**INPUT ROWS**
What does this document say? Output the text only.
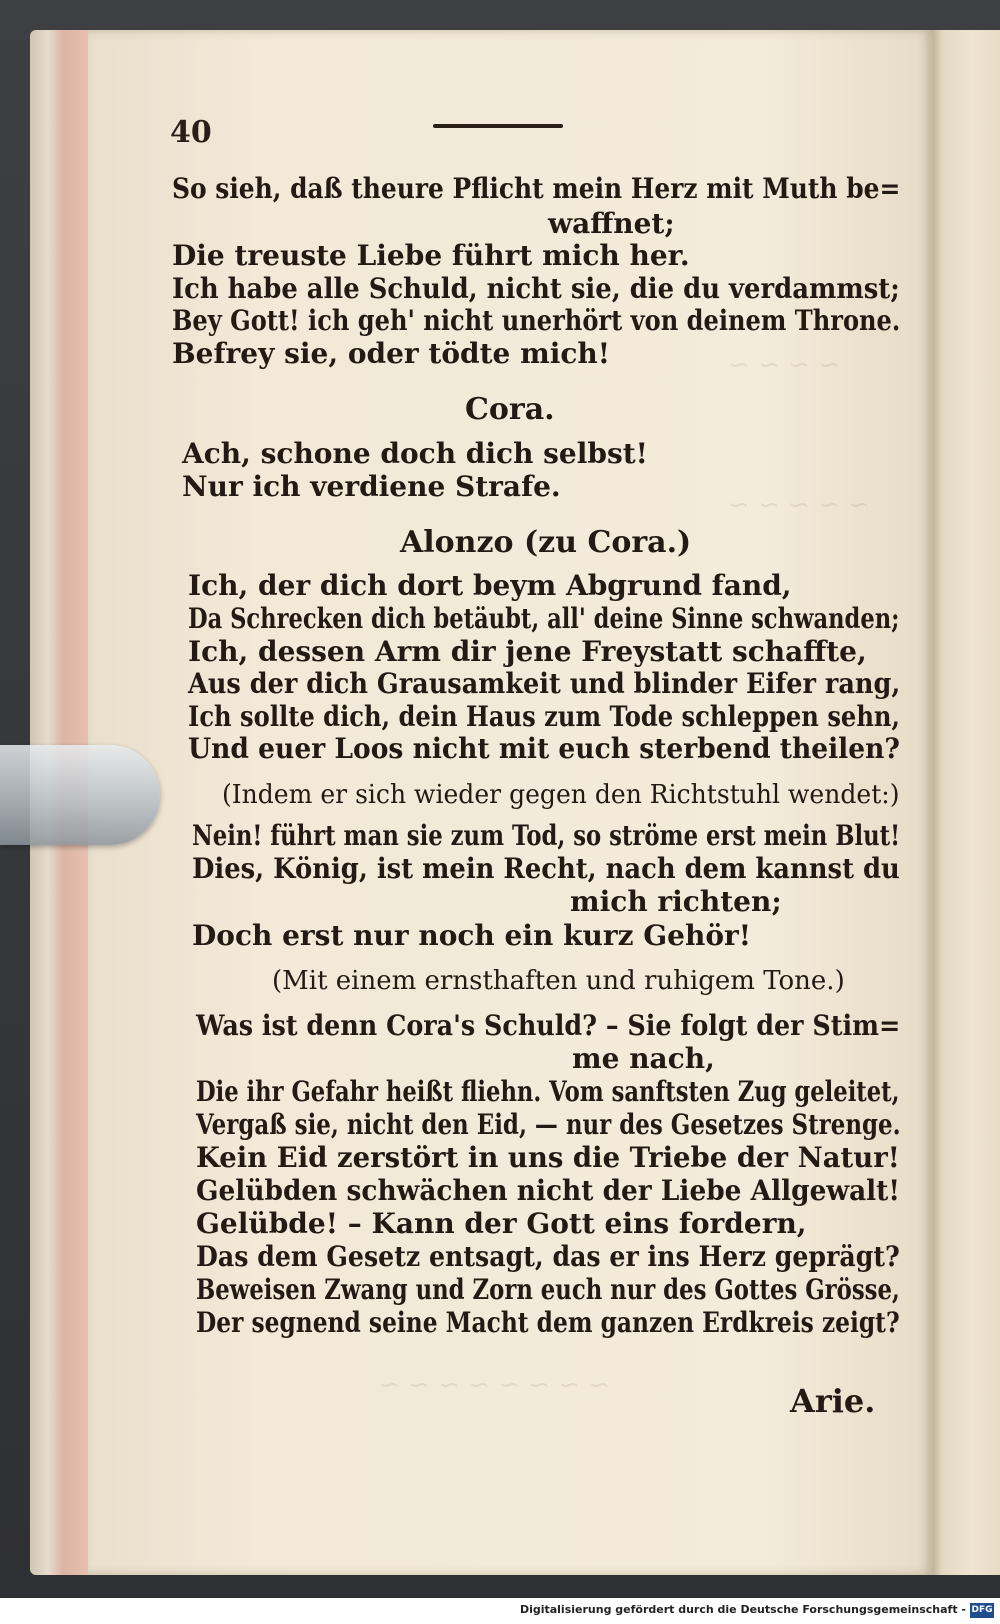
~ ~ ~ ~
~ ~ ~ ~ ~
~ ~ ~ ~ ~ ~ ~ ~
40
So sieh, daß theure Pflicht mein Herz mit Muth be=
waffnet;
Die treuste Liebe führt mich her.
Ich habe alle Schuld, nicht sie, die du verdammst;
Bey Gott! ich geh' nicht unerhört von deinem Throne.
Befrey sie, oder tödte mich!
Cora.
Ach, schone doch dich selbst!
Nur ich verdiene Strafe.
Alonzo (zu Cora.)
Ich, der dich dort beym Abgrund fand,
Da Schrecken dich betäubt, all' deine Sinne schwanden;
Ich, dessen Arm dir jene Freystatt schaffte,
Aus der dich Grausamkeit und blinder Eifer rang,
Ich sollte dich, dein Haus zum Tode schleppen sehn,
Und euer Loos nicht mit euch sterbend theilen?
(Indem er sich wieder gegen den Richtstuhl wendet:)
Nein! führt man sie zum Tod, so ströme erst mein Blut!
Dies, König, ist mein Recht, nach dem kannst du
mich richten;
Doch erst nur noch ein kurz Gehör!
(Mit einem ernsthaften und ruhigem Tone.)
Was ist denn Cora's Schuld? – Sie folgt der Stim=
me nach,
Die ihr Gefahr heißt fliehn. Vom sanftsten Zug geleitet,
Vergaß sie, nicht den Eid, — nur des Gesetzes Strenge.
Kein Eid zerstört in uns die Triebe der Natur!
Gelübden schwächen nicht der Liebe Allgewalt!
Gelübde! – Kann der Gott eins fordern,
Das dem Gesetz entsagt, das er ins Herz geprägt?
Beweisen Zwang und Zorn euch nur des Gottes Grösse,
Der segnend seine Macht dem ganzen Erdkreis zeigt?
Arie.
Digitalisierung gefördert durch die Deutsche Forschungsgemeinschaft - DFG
...
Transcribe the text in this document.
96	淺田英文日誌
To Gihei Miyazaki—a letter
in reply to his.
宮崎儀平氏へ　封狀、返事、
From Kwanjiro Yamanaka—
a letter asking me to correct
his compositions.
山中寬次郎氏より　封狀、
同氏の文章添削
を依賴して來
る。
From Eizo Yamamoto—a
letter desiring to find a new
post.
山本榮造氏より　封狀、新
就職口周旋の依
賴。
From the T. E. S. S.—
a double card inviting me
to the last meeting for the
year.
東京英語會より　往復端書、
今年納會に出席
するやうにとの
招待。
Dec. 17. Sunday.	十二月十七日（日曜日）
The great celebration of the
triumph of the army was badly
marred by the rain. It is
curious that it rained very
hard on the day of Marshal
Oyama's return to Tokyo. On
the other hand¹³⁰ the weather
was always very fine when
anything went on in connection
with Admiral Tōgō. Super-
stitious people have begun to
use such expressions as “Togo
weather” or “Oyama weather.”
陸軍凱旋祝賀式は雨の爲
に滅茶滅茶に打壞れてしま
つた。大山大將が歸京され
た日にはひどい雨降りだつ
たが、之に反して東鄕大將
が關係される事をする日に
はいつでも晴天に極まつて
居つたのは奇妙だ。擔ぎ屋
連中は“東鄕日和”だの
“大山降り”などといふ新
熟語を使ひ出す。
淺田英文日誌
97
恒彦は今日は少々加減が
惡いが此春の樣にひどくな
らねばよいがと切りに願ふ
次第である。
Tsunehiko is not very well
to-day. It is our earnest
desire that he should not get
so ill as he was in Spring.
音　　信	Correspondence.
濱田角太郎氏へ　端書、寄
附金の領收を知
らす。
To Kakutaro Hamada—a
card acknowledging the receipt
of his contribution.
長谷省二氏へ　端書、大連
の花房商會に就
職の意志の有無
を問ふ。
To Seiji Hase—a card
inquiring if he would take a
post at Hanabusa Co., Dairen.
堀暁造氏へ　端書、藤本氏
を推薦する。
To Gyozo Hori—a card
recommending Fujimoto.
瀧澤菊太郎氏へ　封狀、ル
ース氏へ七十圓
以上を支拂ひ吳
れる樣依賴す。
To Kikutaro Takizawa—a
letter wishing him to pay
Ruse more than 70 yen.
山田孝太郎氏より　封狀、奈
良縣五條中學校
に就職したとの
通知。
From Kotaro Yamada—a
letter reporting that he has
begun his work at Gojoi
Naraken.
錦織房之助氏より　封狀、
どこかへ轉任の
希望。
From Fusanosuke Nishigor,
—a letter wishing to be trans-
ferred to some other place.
--
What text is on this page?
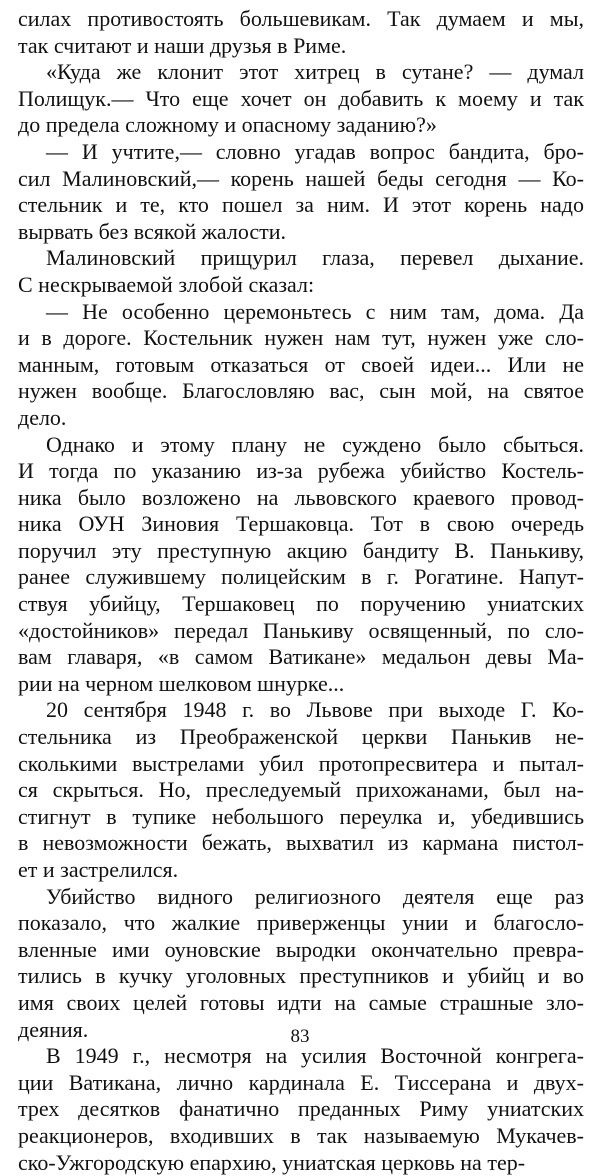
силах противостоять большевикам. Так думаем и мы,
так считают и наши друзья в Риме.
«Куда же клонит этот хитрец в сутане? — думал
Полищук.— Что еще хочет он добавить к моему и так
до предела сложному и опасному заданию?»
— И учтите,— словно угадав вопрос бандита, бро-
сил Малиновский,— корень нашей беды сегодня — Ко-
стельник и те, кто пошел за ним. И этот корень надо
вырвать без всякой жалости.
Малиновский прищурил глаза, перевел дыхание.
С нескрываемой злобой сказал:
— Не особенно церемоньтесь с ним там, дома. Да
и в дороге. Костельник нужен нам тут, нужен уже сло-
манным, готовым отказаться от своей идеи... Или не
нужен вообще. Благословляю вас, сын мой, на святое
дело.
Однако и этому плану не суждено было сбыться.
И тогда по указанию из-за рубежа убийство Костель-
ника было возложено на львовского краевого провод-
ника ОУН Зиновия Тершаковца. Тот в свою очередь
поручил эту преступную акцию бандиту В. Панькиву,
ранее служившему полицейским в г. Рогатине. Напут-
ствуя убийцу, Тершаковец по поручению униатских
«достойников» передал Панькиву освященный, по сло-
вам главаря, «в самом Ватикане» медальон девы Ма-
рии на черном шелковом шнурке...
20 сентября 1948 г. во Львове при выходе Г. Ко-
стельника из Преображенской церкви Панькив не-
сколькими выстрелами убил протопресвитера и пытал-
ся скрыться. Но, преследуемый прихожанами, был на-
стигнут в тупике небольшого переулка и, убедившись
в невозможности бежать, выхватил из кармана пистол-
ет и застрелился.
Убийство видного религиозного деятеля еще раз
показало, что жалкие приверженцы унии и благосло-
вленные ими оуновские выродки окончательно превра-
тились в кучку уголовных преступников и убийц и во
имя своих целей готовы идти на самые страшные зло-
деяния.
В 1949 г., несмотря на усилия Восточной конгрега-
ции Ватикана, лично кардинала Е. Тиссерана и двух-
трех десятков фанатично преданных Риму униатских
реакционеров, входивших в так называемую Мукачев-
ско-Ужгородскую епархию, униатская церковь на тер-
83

**TASK OBJECTIVE**
Show the lines where the word "text" appears in the entries.

**SOLUTION FOR THIS PROBLEM**
What does this document say? Output the text only.
Transcribe the text in this document.
What text is on this page?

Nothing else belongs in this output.